▶ GIVEN INSTRUCTION:
Locate each line below that includes "adult" and reproduce it.

____ LISTED ENTRIES

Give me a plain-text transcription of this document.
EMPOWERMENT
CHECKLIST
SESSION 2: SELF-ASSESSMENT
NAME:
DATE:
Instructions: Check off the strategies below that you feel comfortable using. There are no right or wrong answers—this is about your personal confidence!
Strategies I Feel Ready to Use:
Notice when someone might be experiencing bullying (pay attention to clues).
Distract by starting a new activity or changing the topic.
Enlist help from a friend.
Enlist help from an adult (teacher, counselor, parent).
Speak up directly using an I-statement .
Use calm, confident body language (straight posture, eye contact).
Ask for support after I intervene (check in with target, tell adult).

________
____ LISTED ENTRIES

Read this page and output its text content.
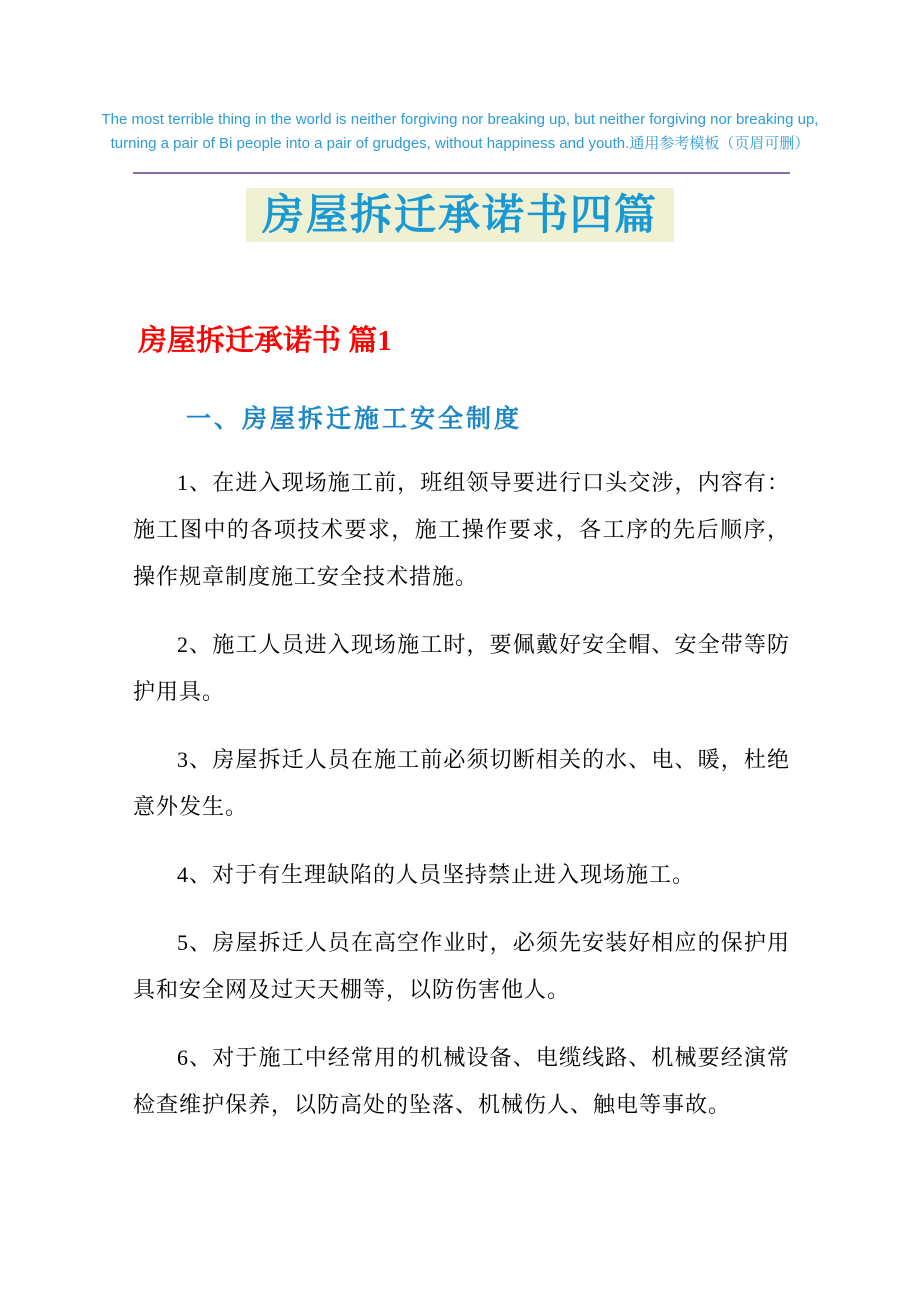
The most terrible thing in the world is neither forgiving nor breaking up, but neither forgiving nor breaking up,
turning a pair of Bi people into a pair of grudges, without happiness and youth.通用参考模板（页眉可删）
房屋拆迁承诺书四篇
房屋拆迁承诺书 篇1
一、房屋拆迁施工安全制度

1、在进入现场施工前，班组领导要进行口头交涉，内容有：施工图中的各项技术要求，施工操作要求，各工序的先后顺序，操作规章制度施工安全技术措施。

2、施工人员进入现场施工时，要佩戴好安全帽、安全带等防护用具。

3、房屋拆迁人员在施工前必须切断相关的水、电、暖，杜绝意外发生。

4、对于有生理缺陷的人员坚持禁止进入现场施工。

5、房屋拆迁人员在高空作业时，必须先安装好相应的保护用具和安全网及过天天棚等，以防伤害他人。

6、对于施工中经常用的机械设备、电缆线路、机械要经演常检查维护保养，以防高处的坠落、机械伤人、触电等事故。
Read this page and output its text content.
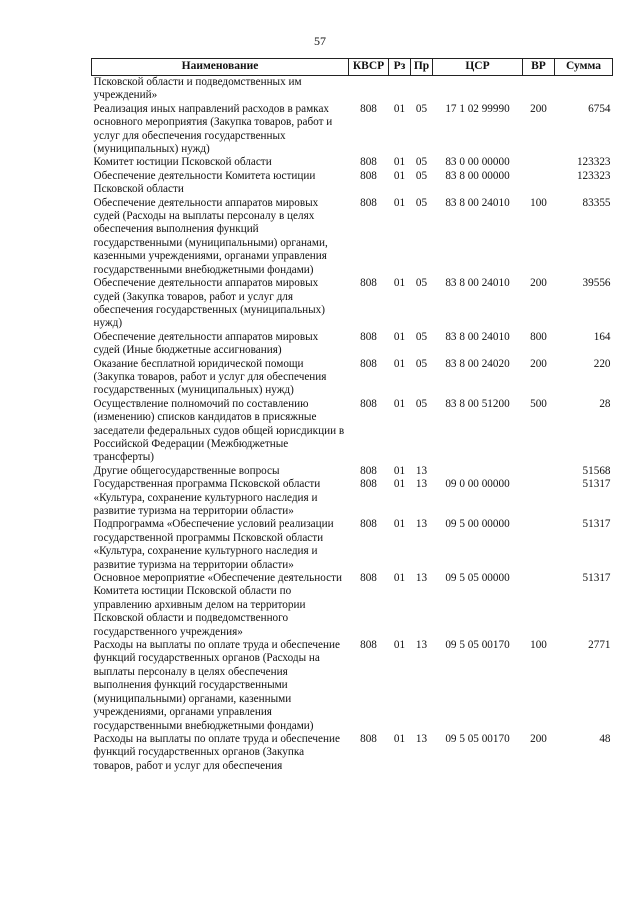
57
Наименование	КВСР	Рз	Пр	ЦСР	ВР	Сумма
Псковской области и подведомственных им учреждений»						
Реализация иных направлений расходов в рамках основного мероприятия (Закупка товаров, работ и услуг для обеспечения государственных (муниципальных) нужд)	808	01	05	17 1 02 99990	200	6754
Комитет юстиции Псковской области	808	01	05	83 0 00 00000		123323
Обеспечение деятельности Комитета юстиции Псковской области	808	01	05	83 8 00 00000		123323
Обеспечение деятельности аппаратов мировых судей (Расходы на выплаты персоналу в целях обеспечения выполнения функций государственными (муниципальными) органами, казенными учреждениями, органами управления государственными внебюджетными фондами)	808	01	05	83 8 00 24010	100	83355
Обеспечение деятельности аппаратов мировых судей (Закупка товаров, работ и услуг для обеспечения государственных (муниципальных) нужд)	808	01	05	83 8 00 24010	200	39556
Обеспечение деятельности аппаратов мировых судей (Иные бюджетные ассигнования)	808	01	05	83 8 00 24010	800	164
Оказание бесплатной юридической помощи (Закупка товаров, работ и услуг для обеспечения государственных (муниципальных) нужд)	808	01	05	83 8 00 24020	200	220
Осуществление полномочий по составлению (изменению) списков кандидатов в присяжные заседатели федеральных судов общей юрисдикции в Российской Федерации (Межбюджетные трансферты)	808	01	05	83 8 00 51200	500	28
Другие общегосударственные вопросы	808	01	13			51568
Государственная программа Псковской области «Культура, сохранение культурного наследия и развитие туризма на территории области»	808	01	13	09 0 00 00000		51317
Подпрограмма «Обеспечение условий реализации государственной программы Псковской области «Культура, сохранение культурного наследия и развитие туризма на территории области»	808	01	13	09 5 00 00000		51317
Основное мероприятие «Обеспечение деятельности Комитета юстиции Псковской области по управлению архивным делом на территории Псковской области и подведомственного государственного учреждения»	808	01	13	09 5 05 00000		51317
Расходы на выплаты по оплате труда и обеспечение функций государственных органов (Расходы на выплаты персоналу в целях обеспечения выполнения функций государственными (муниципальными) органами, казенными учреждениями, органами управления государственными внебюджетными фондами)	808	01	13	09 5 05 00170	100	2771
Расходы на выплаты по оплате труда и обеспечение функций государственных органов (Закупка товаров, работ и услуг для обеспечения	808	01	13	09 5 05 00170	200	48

________
____ LISTED ENTRIES

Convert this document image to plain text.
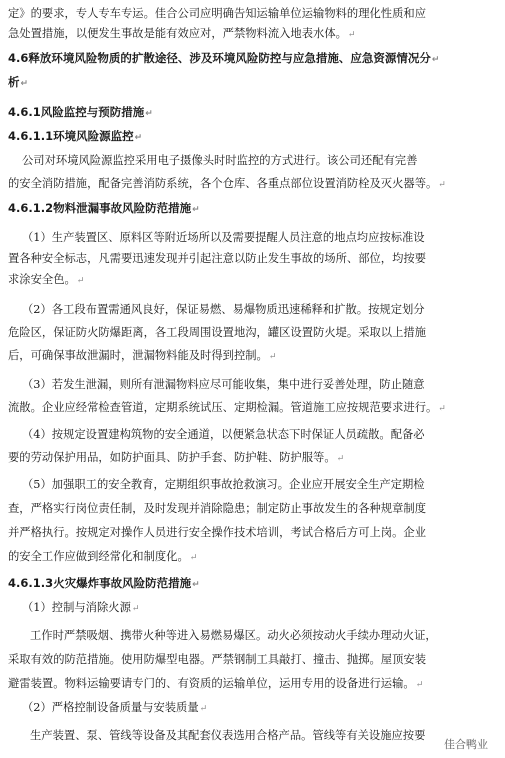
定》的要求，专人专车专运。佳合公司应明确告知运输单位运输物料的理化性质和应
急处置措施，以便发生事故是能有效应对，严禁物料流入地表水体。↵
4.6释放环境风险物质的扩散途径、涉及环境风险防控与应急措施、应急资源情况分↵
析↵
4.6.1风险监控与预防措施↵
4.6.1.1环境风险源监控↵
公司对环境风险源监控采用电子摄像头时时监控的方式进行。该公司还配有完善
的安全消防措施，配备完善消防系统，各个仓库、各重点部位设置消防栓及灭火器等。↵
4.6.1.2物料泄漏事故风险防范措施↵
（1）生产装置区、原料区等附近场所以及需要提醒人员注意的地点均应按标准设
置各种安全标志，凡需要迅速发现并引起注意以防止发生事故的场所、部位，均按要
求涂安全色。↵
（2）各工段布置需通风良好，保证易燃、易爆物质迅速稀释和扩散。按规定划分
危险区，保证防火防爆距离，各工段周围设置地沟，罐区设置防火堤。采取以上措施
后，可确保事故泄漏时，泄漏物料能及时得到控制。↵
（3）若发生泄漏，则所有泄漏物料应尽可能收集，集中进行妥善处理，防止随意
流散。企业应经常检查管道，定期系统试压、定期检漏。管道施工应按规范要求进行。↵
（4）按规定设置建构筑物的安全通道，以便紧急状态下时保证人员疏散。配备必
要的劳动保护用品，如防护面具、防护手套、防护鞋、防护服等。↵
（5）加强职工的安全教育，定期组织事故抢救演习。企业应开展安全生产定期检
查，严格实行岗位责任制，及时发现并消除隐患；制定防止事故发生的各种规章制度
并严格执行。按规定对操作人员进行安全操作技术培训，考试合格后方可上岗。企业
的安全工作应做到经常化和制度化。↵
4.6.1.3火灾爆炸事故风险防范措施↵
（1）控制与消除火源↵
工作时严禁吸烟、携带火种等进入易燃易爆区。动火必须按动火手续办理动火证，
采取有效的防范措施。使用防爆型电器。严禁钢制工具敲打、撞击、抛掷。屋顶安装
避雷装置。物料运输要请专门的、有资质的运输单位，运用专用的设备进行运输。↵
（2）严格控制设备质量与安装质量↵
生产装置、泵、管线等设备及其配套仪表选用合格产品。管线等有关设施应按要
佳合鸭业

________

▶ WRITTEN REPLY:
Enlist help from an adult (teacher, counselor, parent).
Ask for support after I intervene (check in with target, tell adult).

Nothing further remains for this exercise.